[Stored data]
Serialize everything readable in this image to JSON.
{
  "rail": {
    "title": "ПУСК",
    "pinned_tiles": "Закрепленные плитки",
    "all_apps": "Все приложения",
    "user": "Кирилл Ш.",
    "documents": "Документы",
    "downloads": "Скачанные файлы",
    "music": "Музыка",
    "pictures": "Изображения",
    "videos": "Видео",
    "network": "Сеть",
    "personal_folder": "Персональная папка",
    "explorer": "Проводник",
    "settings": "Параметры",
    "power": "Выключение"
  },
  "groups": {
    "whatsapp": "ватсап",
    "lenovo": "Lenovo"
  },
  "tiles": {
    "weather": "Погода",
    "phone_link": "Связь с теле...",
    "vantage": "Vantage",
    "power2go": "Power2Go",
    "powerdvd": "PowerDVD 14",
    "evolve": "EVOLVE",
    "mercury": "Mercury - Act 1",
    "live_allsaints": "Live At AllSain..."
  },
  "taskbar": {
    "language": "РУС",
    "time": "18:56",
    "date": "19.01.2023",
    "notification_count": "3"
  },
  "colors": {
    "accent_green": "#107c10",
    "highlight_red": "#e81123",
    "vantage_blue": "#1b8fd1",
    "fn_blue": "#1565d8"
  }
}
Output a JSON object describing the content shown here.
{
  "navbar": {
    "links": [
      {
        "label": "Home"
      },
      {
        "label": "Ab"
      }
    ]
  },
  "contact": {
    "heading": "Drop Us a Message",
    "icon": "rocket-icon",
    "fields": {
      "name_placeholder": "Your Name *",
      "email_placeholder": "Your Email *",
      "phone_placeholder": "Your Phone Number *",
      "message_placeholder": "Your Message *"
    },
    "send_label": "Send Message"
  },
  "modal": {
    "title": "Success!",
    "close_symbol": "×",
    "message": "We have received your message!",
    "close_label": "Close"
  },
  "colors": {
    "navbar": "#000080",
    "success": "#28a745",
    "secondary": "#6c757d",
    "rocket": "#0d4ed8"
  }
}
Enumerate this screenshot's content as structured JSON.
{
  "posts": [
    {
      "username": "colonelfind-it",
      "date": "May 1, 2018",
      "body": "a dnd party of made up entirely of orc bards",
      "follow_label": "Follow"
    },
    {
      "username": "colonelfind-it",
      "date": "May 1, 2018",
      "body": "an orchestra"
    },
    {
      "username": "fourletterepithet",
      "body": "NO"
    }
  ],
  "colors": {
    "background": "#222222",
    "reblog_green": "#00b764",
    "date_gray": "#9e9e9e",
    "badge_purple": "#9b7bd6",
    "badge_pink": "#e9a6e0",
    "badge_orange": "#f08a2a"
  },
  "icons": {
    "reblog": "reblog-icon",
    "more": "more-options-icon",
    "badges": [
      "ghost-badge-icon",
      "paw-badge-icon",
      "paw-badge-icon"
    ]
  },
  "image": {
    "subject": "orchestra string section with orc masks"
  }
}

_Exercise task_.
Copy all lines of the listing above that contain the string "image".

_Correct output_.
Serialize everything readable in this image to JSON.
  "image": {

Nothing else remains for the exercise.